--- What is expected ---
Report, as a bare number, how many lines contain the string "houses".
══ Supplied records
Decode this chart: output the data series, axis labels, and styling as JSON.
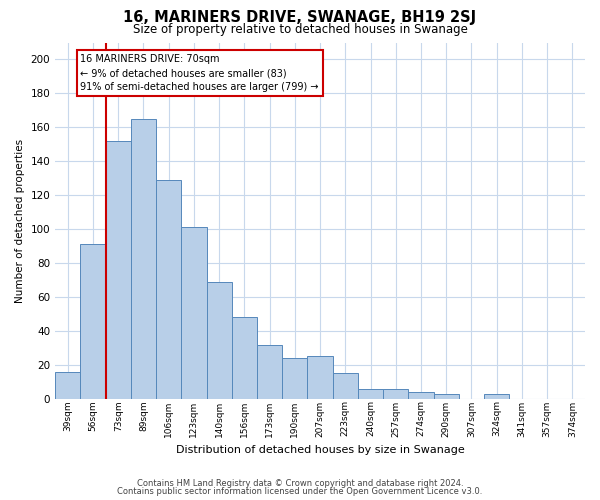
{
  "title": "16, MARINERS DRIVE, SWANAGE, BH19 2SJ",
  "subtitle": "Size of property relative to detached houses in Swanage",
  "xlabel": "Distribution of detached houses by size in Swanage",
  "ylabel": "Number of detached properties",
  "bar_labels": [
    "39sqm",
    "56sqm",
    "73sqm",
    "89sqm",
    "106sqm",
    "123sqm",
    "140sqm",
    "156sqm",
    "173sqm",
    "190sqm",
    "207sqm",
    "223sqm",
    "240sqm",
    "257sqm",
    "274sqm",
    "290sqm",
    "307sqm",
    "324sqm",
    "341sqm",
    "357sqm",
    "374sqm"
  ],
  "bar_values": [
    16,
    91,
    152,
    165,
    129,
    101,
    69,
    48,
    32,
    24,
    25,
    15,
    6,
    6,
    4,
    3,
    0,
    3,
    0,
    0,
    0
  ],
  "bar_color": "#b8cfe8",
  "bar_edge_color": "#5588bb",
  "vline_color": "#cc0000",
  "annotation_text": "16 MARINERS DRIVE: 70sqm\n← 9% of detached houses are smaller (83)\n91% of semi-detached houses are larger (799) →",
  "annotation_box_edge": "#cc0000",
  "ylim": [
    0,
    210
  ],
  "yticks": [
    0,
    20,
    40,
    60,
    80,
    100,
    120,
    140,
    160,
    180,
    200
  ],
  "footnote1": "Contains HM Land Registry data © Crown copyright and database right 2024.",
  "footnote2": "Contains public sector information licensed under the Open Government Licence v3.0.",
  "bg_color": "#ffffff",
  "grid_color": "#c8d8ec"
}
════
--- Task answer ---
3